**ФРАГМЕНТ**
+ + +

Украинцы идут на Майдан менять власть. Белорусы на Плошчу — проявлять гражданскую позицию
В нескольких сотнях километрах к югу от Минска братский белорусам народ во второй раз за десятилетие сменил власть, выйдя на площадь. В Беларуси же такой размах протестов пока из области фантастики. И на это есть целый ряд причин.
Опубликованное в конце февраля исследование Татьяны Чижовой из института «Политическая сфера» на тему протестных выступлений в Беларуси в 2013 году расставило точки над многими «і» в этом вопросе.
Далеко даже до предмайданнного состояния
За 2013 год Чижова зафиксировала 103 проявления протестной активности в Беларуси: митингов, шествий, пикетов, флешмобов, перформансов, забастовок, голодовок. В исследовании выделяются две группы: социальные протесты (которых насчитано 39) и политические акции (64).
Речь идет о протестах в самом зародышевом состоянии: все политические акции были малочисленными, подавляющее большинство из них и вовсе насчитывали до пяти человек. А те, что собрали хотя бы трехзначное число участников, были приурочены к памятным датам вроде Дзядов или годовщины чернобыльской катастрофы.
Сравнение с украинской статистикой дает ответы сразу на два вопроса: был ли Майдан таким уж неожиданным и почему белорусам до этого Майдана как до луны?
Политолог Юрий Дракохруст убежден: «В нетоталитарных странах есть некая пропорция, связь между числом публичных акций, протестов всякого рода и вероятностью Майдана или Плошчы».

+ + +

**ИСХОДНЫЕ ДАННЫЕ**

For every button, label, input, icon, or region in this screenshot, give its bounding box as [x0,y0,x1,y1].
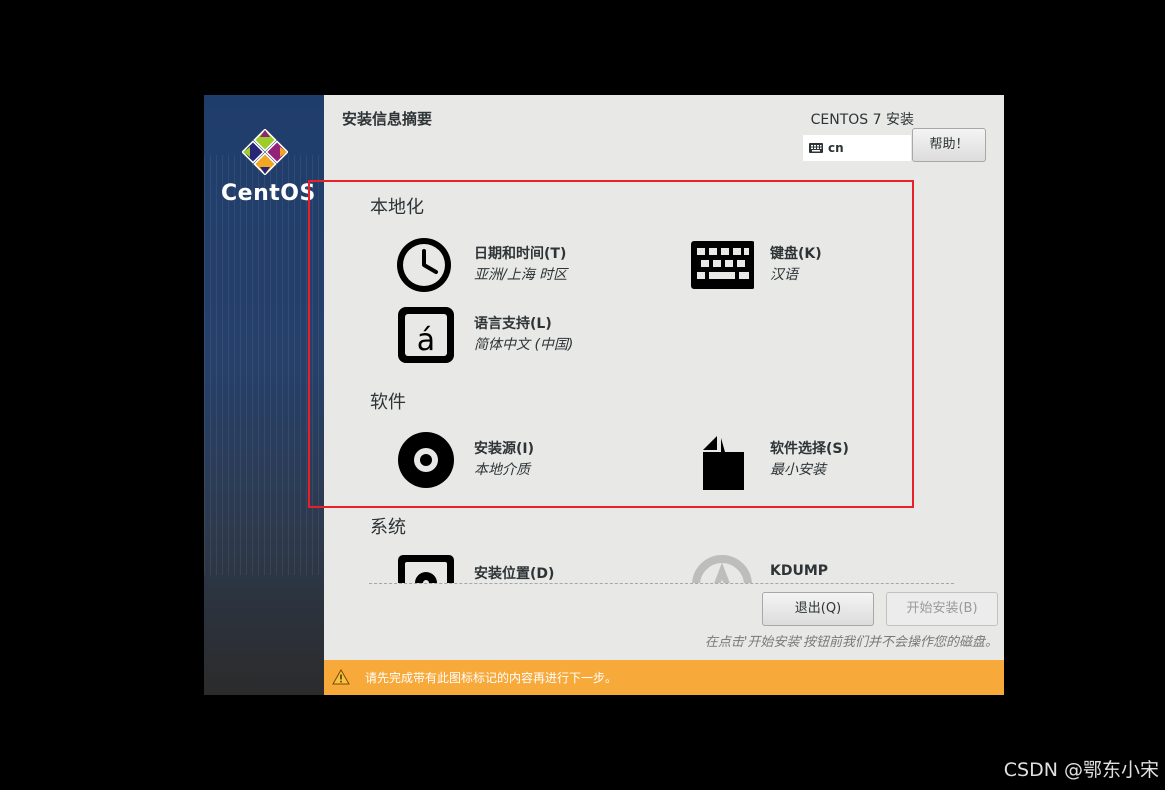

+ + +

**ЗАДАНИЯ**
1 > Определите, согласуются ли с фрагментом о протестах в Беларуси утверждения (a), (b) и (c), и подтвердите каждый ответ точной цитатой из него: (a) за 2013 год Чижова зафиксировала 103 проявления протестной активности в Беларуси; (b) социальных протестов было больше, чем политических акций; (c) исследование Чижовой опубликовали в конце января.
2 > Из какого института Татьяна Чижова, согласно фрагменту о протестах в Беларуси?
3 > Продолжите фрагмент о протестах в Беларуси, начав сразу после его последнего предложения.

**ПИСЬМЕННЫЕ ОТВЕТЫ**
1 >
(a) Да: «За 2013 год Чижова зафиксировала 103 проявления протестной активности в Беларуси».
(b) Нет: «социальные протесты (которых насчитано 39) и политические акции (64)».
(c) Нет: «Опубликованное в конце февраля исследование».

2 > Из института «Политическая сфера».

3 >
За 2012 год в Украине протестовали 3636 раз, за первые пять месяцев прошлого года состоялось 1363 протеста. Даже если сделать поправку на разницу в населении, получается, что на один белорусский флешмоб приходится по 5-7 протестных акций в Украине. Как пример — сжигание дотла милицейского участка протестующими в Николаевской области еще задолго до начала событий на Майдане.
Кнут и пряник государства
По мнению руководителя института «Политическая сфера» Андрея Казакевича, в Беларуси уровень социальной напряженности значительно ниже, чем в Украине. «Государство много инвестирует в то, чтобы ее снижать через различные трансферты, через регулярную информационно-идеологическую работу», — отмечает политолог.
И хотя экономисты в один голос говорят о надвигающейся буре — конце «белорусского чуда», социологи фиксируют гибкость общественного сознания и запросов к власти. Аналитики из BISS (Вильнюс) говорят об эволюции «социального контракта»: после кризиса 2011 года люди стали меньше требовать от власти, хотя и серьезно разочаровались в ее способности позаботиться о подопечных.
Ну и абсолютно очевидным выглядит тормозящий фактор более жесткого режима в Беларуси, чем того, что был в Украине.
«Белорусские власти активно работают над тем, чтобы даже какие-то минимальные проявления массовой активности задавить в зародыше, — отмечает Казакевич. — В Украине же уличная активность и до Майдана рассматривалась как обыденная форма давления на власть».
Другая протестная культура
Дело еще и в том, что у украинцев в памяти был свеж опыт достижения пусть и не окончательного, но успеха в 2004 году во время оранжевой революции. С другой стороны, до начала столкновений с силовиками на Майдане у них не было опыта и осознания того, что за протесты можно поплатиться здоровьем или свободой. Это раскрепощает.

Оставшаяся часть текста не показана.